> **Request**
Quote every one of the rows below verbatim, leaving each character unchanged.

> **Dataset records**
===============

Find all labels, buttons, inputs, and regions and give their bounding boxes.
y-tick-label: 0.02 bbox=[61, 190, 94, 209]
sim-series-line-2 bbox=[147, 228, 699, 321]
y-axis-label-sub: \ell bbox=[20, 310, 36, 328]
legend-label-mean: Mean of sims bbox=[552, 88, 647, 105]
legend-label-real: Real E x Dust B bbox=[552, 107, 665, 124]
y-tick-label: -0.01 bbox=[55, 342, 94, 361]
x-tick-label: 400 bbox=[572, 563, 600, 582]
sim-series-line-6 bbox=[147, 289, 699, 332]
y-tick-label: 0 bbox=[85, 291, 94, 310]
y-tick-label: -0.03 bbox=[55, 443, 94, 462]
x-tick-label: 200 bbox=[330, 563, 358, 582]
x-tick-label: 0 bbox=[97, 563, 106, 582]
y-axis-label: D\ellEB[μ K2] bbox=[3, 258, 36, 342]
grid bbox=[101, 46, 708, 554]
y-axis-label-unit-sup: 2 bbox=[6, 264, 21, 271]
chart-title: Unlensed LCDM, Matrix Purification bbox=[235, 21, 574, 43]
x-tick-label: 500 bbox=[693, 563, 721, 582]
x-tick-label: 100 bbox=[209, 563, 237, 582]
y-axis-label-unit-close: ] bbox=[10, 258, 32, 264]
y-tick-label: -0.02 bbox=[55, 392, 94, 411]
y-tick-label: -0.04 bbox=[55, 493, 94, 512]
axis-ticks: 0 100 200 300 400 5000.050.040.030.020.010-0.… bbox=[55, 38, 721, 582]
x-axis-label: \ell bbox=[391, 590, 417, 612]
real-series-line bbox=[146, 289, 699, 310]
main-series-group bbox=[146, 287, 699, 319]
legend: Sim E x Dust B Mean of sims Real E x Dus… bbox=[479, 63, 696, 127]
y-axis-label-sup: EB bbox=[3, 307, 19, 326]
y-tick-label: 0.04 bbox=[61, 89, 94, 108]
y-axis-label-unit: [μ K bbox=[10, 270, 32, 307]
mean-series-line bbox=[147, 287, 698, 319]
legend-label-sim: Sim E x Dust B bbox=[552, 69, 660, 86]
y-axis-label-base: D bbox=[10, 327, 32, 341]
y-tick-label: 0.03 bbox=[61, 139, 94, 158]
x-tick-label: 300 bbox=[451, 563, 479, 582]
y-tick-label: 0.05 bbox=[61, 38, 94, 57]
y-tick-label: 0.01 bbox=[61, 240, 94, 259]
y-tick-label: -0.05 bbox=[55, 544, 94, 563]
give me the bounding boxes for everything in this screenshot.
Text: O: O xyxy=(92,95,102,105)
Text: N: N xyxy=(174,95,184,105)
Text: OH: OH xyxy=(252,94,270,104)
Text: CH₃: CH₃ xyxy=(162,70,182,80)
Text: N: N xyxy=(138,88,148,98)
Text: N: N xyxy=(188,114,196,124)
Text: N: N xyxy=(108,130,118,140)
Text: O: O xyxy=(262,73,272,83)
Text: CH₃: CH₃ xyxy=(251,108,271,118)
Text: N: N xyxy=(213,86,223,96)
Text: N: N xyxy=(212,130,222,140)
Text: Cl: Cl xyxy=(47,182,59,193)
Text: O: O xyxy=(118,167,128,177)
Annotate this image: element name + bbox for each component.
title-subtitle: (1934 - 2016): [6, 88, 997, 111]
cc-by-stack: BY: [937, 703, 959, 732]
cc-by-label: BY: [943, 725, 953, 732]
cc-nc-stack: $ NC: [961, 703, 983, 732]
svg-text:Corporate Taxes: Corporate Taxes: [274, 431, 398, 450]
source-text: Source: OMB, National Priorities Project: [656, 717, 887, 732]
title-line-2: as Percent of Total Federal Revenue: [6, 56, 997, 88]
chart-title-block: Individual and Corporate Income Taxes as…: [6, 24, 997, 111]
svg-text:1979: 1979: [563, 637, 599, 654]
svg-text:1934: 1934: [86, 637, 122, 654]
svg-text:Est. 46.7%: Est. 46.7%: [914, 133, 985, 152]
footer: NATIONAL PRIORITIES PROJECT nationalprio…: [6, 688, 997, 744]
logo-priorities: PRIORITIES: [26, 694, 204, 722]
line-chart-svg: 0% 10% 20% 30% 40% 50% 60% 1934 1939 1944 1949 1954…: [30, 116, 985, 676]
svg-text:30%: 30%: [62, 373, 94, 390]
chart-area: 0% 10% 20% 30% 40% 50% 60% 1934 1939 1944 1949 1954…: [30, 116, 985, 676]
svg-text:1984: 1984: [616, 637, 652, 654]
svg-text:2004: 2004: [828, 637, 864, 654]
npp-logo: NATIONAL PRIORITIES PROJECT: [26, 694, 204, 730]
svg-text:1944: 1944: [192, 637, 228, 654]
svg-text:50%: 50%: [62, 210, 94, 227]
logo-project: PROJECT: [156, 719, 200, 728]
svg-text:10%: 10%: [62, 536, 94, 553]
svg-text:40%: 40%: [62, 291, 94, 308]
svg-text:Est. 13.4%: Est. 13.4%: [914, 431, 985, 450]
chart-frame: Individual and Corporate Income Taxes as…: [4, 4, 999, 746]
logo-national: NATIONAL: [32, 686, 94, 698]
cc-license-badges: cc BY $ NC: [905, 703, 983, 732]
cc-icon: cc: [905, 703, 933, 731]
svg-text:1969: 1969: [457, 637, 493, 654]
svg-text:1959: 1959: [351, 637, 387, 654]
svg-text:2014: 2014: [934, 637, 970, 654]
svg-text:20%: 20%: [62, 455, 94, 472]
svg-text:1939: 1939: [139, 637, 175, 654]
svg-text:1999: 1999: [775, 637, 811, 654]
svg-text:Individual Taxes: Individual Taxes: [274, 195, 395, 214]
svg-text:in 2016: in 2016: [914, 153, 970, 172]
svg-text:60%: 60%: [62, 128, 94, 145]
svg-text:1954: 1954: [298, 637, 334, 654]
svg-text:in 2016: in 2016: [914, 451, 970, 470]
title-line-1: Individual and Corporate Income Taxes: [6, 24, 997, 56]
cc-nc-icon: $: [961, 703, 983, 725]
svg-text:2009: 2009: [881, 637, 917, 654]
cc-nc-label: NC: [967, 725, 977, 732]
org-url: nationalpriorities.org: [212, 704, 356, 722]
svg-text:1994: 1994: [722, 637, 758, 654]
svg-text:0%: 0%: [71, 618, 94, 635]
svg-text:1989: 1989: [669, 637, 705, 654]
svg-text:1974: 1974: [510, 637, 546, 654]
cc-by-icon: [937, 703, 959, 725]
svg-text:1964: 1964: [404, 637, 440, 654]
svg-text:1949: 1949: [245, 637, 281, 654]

===============

> **Output for this exercise**
Find all labels, buttons, inputs, and regions and give their bounding boxes.
y-tick-label: 0.02 bbox=[61, 190, 94, 209]
sim-series-line-2 bbox=[147, 228, 699, 321]
y-axis-label-sub: \ell bbox=[20, 310, 36, 328]
legend-label-mean: Mean of sims bbox=[552, 88, 647, 105]
legend-label-real: Real E x Dust B bbox=[552, 107, 665, 124]
y-tick-label: -0.01 bbox=[55, 342, 94, 361]
x-tick-label: 400 bbox=[572, 563, 600, 582]
sim-series-line-6 bbox=[147, 289, 699, 332]
y-tick-label: 0 bbox=[85, 291, 94, 310]
y-tick-label: -0.03 bbox=[55, 443, 94, 462]
x-tick-label: 200 bbox=[330, 563, 358, 582]
x-tick-label: 0 bbox=[97, 563, 106, 582]
y-axis-label: D\ellEB[μ K2] bbox=[3, 258, 36, 342]
grid bbox=[101, 46, 708, 554]
y-axis-label-unit-sup: 2 bbox=[6, 264, 21, 271]
chart-title: Unlensed LCDM, Matrix Purification bbox=[235, 21, 574, 43]
x-tick-label: 500 bbox=[693, 563, 721, 582]
x-tick-label: 100 bbox=[209, 563, 237, 582]
y-axis-label-unit-close: ] bbox=[10, 258, 32, 264]
y-tick-label: -0.02 bbox=[55, 392, 94, 411]
y-tick-label: -0.04 bbox=[55, 493, 94, 512]
axis-ticks: 0 100 200 300 400 5000.050.040.030.020.010-0.… bbox=[55, 38, 721, 582]
x-axis-label: \ell bbox=[391, 590, 417, 612]
real-series-line bbox=[146, 289, 699, 310]
main-series-group bbox=[146, 287, 699, 319]
legend: Sim E x Dust B Mean of sims Real E x Dus… bbox=[479, 63, 696, 127]
y-axis-label-sup: EB bbox=[3, 307, 19, 326]
y-tick-label: 0.04 bbox=[61, 89, 94, 108]
y-axis-label-unit: [μ K bbox=[10, 270, 32, 307]
mean-series-line bbox=[147, 287, 698, 319]
legend-label-sim: Sim E x Dust B bbox=[552, 69, 660, 86]
y-axis-label-base: D bbox=[10, 327, 32, 341]
y-tick-label: 0.03 bbox=[61, 139, 94, 158]
x-tick-label: 300 bbox=[451, 563, 479, 582]
y-tick-label: 0.05 bbox=[61, 38, 94, 57]
y-tick-label: 0.01 bbox=[61, 240, 94, 259]
y-tick-label: -0.05 bbox=[55, 544, 94, 563]
give me the bounding boxes for everything in this screenshot.
Text: O: O xyxy=(92,95,102,105)
Text: N: N xyxy=(174,95,184,105)
Text: OH: OH xyxy=(252,94,270,104)
Text: CH₃: CH₃ xyxy=(162,70,182,80)
Text: N: N xyxy=(138,88,148,98)
Text: N: N xyxy=(188,114,196,124)
Text: N: N xyxy=(108,130,118,140)
Text: O: O xyxy=(262,73,272,83)
Text: CH₃: CH₃ xyxy=(251,108,271,118)
Text: N: N xyxy=(213,86,223,96)
Text: N: N xyxy=(212,130,222,140)
Text: Cl: Cl xyxy=(47,182,59,193)
Text: O: O xyxy=(118,167,128,177)
Annotate this image: element name + bbox for each component.
title-subtitle: (1934 - 2016): [6, 88, 997, 111]
cc-by-stack: BY: [937, 703, 959, 732]
cc-by-label: BY: [943, 725, 953, 732]
cc-nc-stack: $ NC: [961, 703, 983, 732]
svg-text:Corporate Taxes: Corporate Taxes: [274, 431, 398, 450]
source-text: Source: OMB, National Priorities Project: [656, 717, 887, 732]
title-line-2: as Percent of Total Federal Revenue: [6, 56, 997, 88]
chart-title-block: Individual and Corporate Income Taxes as…: [6, 24, 997, 111]
svg-text:1979: 1979: [563, 637, 599, 654]
svg-text:1934: 1934: [86, 637, 122, 654]
svg-text:Est. 46.7%: Est. 46.7%: [914, 133, 985, 152]
footer: NATIONAL PRIORITIES PROJECT nationalprio…: [6, 688, 997, 744]
logo-priorities: PRIORITIES: [26, 694, 204, 722]
line-chart-svg: 0% 10% 20% 30% 40% 50% 60% 1934 1939 1944 1949 1954…: [30, 116, 985, 676]
svg-text:30%: 30%: [62, 373, 94, 390]
chart-area: 0% 10% 20% 30% 40% 50% 60% 1934 1939 1944 1949 1954…: [30, 116, 985, 676]
svg-text:1984: 1984: [616, 637, 652, 654]
svg-text:2004: 2004: [828, 637, 864, 654]
npp-logo: NATIONAL PRIORITIES PROJECT: [26, 694, 204, 730]
svg-text:1944: 1944: [192, 637, 228, 654]
svg-text:50%: 50%: [62, 210, 94, 227]
logo-project: PROJECT: [156, 719, 200, 728]
svg-text:10%: 10%: [62, 536, 94, 553]
svg-text:40%: 40%: [62, 291, 94, 308]
svg-text:Est. 13.4%: Est. 13.4%: [914, 431, 985, 450]
chart-frame: Individual and Corporate Income Taxes as…: [4, 4, 999, 746]
logo-national: NATIONAL: [32, 686, 94, 698]
cc-license-badges: cc BY $ NC: [905, 703, 983, 732]
cc-icon: cc: [905, 703, 933, 731]
svg-text:1969: 1969: [457, 637, 493, 654]
svg-text:1959: 1959: [351, 637, 387, 654]
svg-text:2014: 2014: [934, 637, 970, 654]
svg-text:20%: 20%: [62, 455, 94, 472]
svg-text:1939: 1939: [139, 637, 175, 654]
svg-text:1999: 1999: [775, 637, 811, 654]
svg-text:Individual Taxes: Individual Taxes: [274, 195, 395, 214]
svg-text:in 2016: in 2016: [914, 153, 970, 172]
svg-text:60%: 60%: [62, 128, 94, 145]
svg-text:1954: 1954: [298, 637, 334, 654]
svg-text:in 2016: in 2016: [914, 451, 970, 470]
title-line-1: Individual and Corporate Income Taxes: [6, 24, 997, 56]
cc-nc-icon: $: [961, 703, 983, 725]
svg-text:2009: 2009: [881, 637, 917, 654]
cc-nc-label: NC: [967, 725, 977, 732]
org-url: nationalpriorities.org: [212, 704, 356, 722]
svg-text:1994: 1994: [722, 637, 758, 654]
svg-text:0%: 0%: [71, 618, 94, 635]
svg-text:1989: 1989: [669, 637, 705, 654]
svg-text:1974: 1974: [510, 637, 546, 654]
cc-by-icon: [937, 703, 959, 725]
svg-text:1964: 1964: [404, 637, 440, 654]
svg-text:1949: 1949: [245, 637, 281, 654]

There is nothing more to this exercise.